Listed records:
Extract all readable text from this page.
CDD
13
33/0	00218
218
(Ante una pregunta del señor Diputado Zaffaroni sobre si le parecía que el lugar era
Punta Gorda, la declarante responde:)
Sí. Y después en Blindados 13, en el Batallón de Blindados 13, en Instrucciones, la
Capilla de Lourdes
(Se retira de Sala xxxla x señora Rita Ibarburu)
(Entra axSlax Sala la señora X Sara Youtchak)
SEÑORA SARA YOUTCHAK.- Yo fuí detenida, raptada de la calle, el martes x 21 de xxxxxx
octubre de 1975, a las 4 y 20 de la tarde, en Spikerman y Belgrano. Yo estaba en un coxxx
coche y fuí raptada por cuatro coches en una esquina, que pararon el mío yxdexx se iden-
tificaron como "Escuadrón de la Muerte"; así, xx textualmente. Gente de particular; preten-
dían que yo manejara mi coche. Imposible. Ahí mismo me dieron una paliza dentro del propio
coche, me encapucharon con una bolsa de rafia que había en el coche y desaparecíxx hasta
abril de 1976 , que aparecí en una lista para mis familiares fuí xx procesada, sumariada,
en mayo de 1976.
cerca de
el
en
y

Task prompt:
From the records above, extract each line exactly as shown.

Complete output:
Extract all readable text from this page.
CDD
13
33/0	00218
218
(Ante una pregunta del señor Diputado Zaffaroni sobre si le parecía que el lugar era
Punta Gorda, la declarante responde:)
Sí. Y después en Blindados 13, en el Batallón de Blindados 13, en Instrucciones, la
Capilla de Lourdes
(Se retira de Sala xxxla x señora Rita Ibarburu)
(Entra axSlax Sala la señora X Sara Youtchak)
SEÑORA SARA YOUTCHAK.- Yo fuí detenida, raptada de la calle, el martes x 21 de xxxxxx
octubre de 1975, a las 4 y 20 de la tarde, en Spikerman y Belgrano. Yo estaba en un coxxx
coche y fuí raptada por cuatro coches en una esquina, que pararon el mío yxdexx se iden-
tificaron como "Escuadrón de la Muerte"; así, xx textualmente. Gente de particular; preten-
dían que yo manejara mi coche. Imposible. Ahí mismo me dieron una paliza dentro del propio
coche, me encapucharon con una bolsa de rafia que había en el coche y desaparecíxx hasta
abril de 1976 , que aparecí en una lista para mis familiares fuí xx procesada, sumariada,
en mayo de 1976.
cerca de
el
en
y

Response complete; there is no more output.